[Dataset items]

★ ★ ★

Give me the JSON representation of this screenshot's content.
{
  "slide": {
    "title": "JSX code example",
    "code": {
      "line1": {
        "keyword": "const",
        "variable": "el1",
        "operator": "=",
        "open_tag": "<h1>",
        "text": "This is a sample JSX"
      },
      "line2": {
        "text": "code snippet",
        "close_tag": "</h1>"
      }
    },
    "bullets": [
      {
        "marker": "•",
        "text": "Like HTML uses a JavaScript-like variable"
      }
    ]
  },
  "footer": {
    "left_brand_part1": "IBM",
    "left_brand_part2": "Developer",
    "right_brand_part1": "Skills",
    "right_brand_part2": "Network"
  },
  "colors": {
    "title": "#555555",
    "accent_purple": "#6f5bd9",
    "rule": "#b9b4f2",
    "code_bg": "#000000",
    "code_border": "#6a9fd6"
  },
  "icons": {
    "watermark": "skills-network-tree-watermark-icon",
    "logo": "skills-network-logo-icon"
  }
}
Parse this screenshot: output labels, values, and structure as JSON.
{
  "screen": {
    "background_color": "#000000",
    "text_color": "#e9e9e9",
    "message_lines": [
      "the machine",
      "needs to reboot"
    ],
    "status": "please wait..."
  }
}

★ ★ ★

Repeat all of the entries exactly.

▶ Answer to this problem
Give me the JSON representation of this screenshot's content.
{
  "slide": {
    "title": "JSX code example",
    "code": {
      "line1": {
        "keyword": "const",
        "variable": "el1",
        "operator": "=",
        "open_tag": "<h1>",
        "text": "This is a sample JSX"
      },
      "line2": {
        "text": "code snippet",
        "close_tag": "</h1>"
      }
    },
    "bullets": [
      {
        "marker": "•",
        "text": "Like HTML uses a JavaScript-like variable"
      }
    ]
  },
  "footer": {
    "left_brand_part1": "IBM",
    "left_brand_part2": "Developer",
    "right_brand_part1": "Skills",
    "right_brand_part2": "Network"
  },
  "colors": {
    "title": "#555555",
    "accent_purple": "#6f5bd9",
    "rule": "#b9b4f2",
    "code_bg": "#000000",
    "code_border": "#6a9fd6"
  },
  "icons": {
    "watermark": "skills-network-tree-watermark-icon",
    "logo": "skills-network-logo-icon"
  }
}
Parse this screenshot: output labels, values, and structure as JSON.
{
  "screen": {
    "background_color": "#000000",
    "text_color": "#e9e9e9",
    "message_lines": [
      "the machine",
      "needs to reboot"
    ],
    "status": "please wait..."
  }
}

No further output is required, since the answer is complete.